SUPPLIED MATERIAL ::

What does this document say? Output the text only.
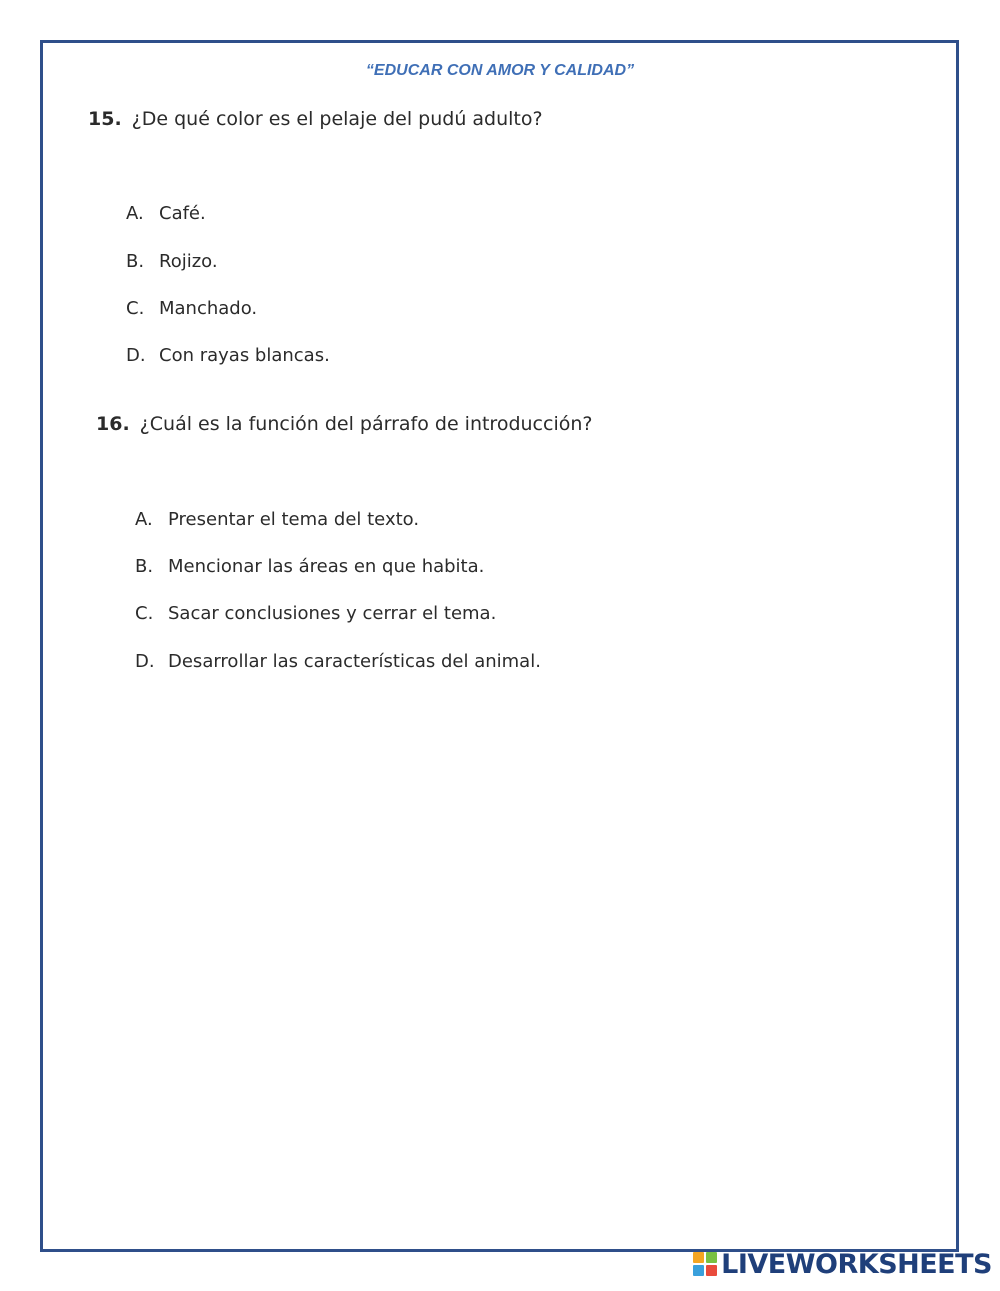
“EDUCAR CON AMOR Y CALIDAD”
15. ¿De qué color es el pelaje del pudú adulto?
A. Café.
B. Rojizo.
C. Manchado.
D. Con rayas blancas.
16. ¿Cuál es la función del párrafo de introducción?
A. Presentar el tema del texto.
B. Mencionar las áreas en que habita.
C. Sacar conclusiones y cerrar el tema.
D. Desarrollar las características del animal.
LIVEWORKSHEETS
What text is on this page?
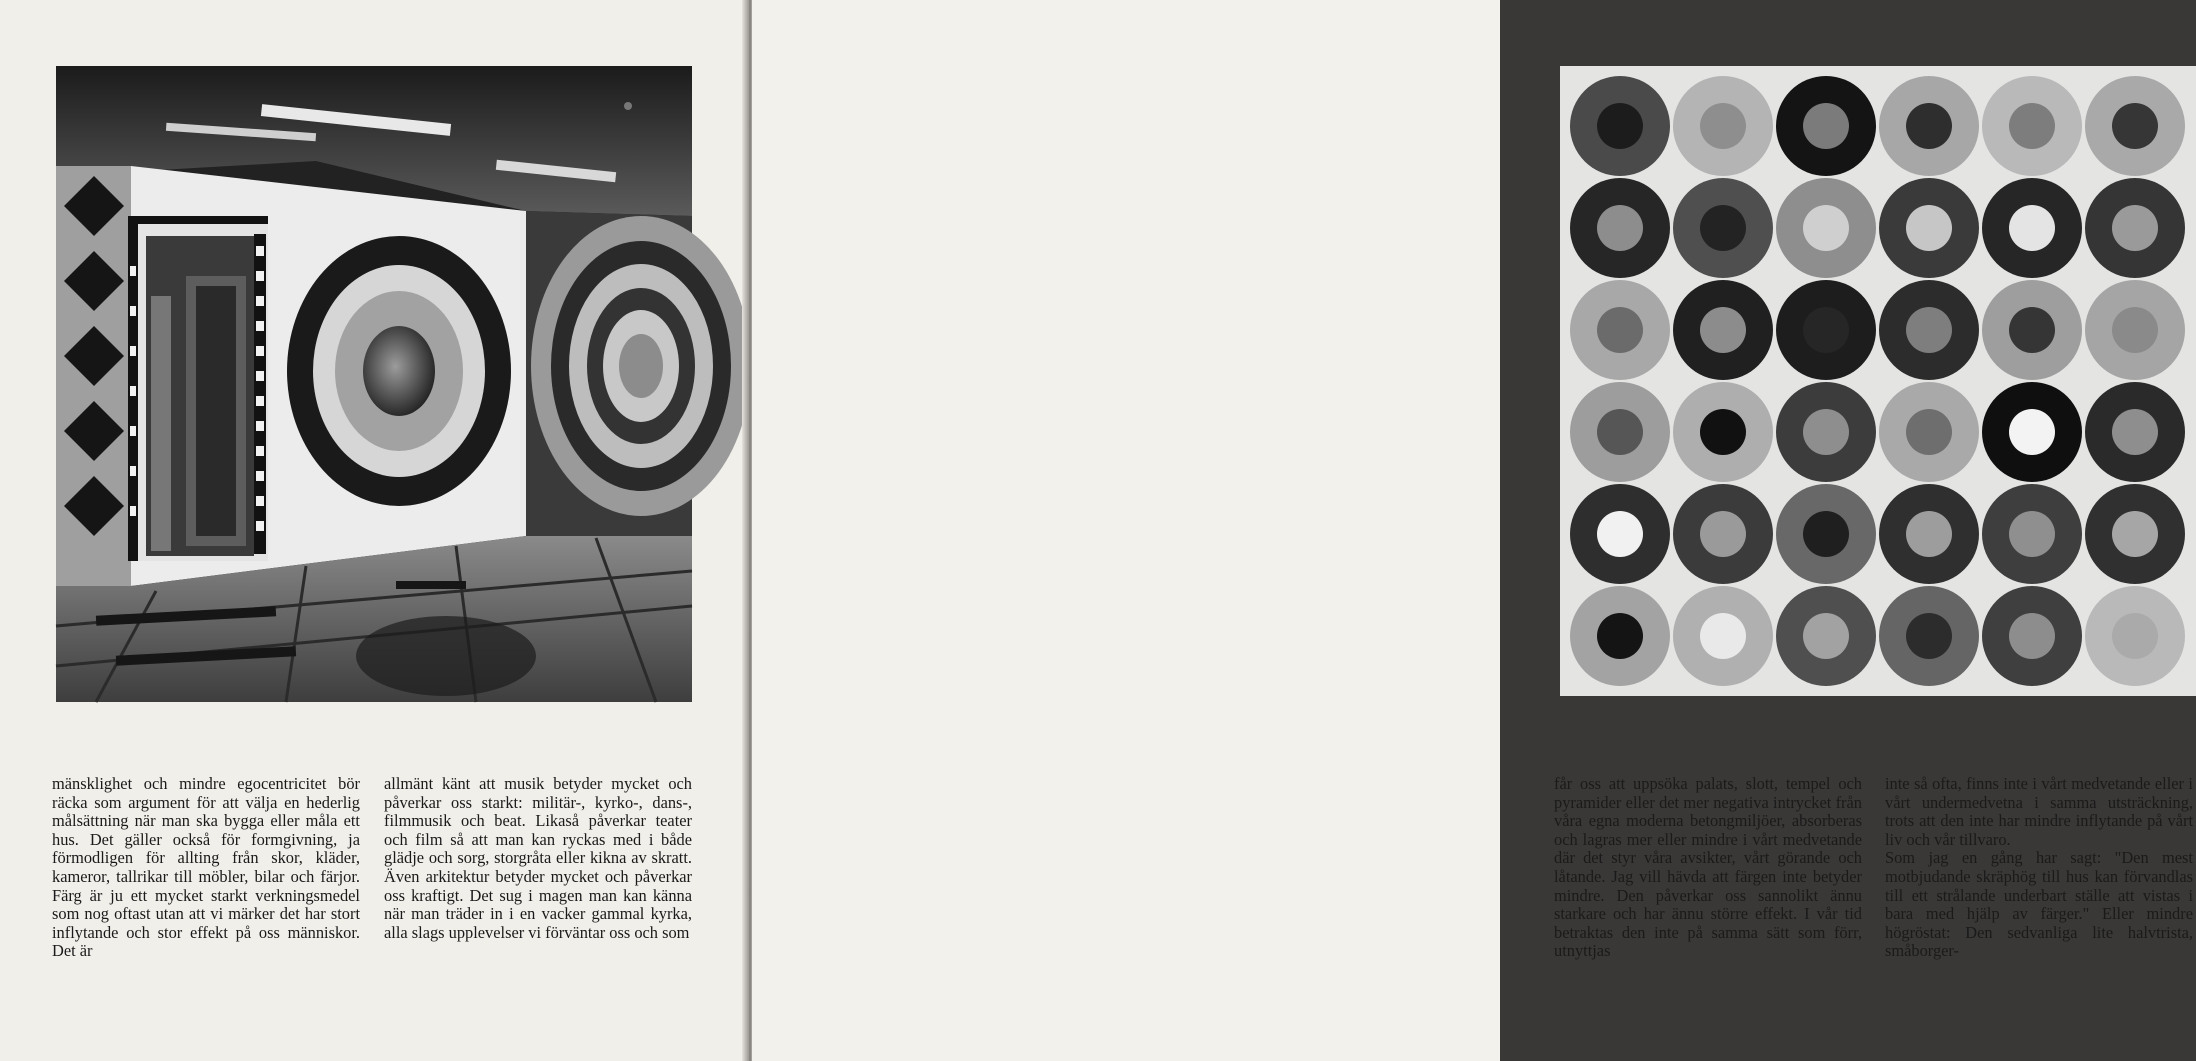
mänsklighet och mindre egocentricitet bör räcka som argument för att välja en hederlig målsättning när man ska bygga eller måla ett hus. Det gäller också för formgivning, ja förmodligen för allting från skor, kläder, kameror, tallrikar till möbler, bilar och färjor. Färg är ju ett mycket starkt verkningsmedel som nog oftast utan att vi märker det har stort inflytande och stor effekt på oss människor. Det är

allmänt känt att musik betyder mycket och påverkar oss starkt: militär-, kyrko-, dans-, filmmusik och beat. Likaså påverkar teater och film så att man kan ryckas med i både glädje och sorg, storgråta eller kikna av skratt. Även arkitektur betyder mycket och påverkar oss kraftigt. Det sug i magen man kan känna när man träder in i en vacker gammal kyrka, alla slags upplevelser vi förväntar oss och som

får oss att uppsöka palats, slott, tempel och pyramider eller det mer negativa intrycket från våra egna moderna betongmiljöer, absorberas och lagras mer eller mindre i vårt medvetande där det styr våra avsikter, vårt görande och låtande. Jag vill hävda att färgen inte betyder mindre. Den påverkar oss sannolikt ännu starkare och har ännu större effekt. I vår tid betraktas den inte på samma sätt som förr, utnyttjas

inte så ofta, finns inte i vårt medvetande eller i vårt undermedvetna i samma utsträckning, trots att den inte har mindre inflytande på vårt liv och vår tillvaro.

Som jag en gång har sagt: "Den mest motbjudande skräphög till hus kan förvandlas till ett strålande underbart ställe att vistas i bara med hjälp av färger." Eller mindre högröstat: Den sedvanliga lite halvtrista, småborger-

TASK INSTRUCTIONS ::
All entries are to be retyped exactly. Omit any embedded images.

WRITTEN SOLUTION ::
What does this document say? Output the text only.
“EDUCAR CON AMOR Y CALIDAD”
15. ¿De qué color es el pelaje del pudú adulto?
A. Café.
B. Rojizo.
C. Manchado.
D. Con rayas blancas.
16. ¿Cuál es la función del párrafo de introducción?
A. Presentar el tema del texto.
B. Mencionar las áreas en que habita.
C. Sacar conclusiones y cerrar el tema.
D. Desarrollar las características del animal.
LIVEWORKSHEETS
What text is on this page?
mänsklighet och mindre egocentricitet bör räcka som argument för att välja en hederlig målsättning när man ska bygga eller måla ett hus. Det gäller också för formgivning, ja förmodligen för allting från skor, kläder, kameror, tallrikar till möbler, bilar och färjor. Färg är ju ett mycket starkt verkningsmedel som nog oftast utan att vi märker det har stort inflytande och stor effekt på oss människor. Det är

allmänt känt att musik betyder mycket och påverkar oss starkt: militär-, kyrko-, dans-, filmmusik och beat. Likaså påverkar teater och film så att man kan ryckas med i både glädje och sorg, storgråta eller kikna av skratt. Även arkitektur betyder mycket och påverkar oss kraftigt. Det sug i magen man kan känna när man träder in i en vacker gammal kyrka, alla slags upplevelser vi förväntar oss och som

får oss att uppsöka palats, slott, tempel och pyramider eller det mer negativa intrycket från våra egna moderna betongmiljöer, absorberas och lagras mer eller mindre i vårt medvetande där det styr våra avsikter, vårt görande och låtande. Jag vill hävda att färgen inte betyder mindre. Den påverkar oss sannolikt ännu starkare och har ännu större effekt. I vår tid betraktas den inte på samma sätt som förr, utnyttjas

inte så ofta, finns inte i vårt medvetande eller i vårt undermedvetna i samma utsträckning, trots att den inte har mindre inflytande på vårt liv och vår tillvaro.

Som jag en gång har sagt: "Den mest motbjudande skräphög till hus kan förvandlas till ett strålande underbart ställe att vistas i bara med hjälp av färger." Eller mindre högröstat: Den sedvanliga lite halvtrista, småborger-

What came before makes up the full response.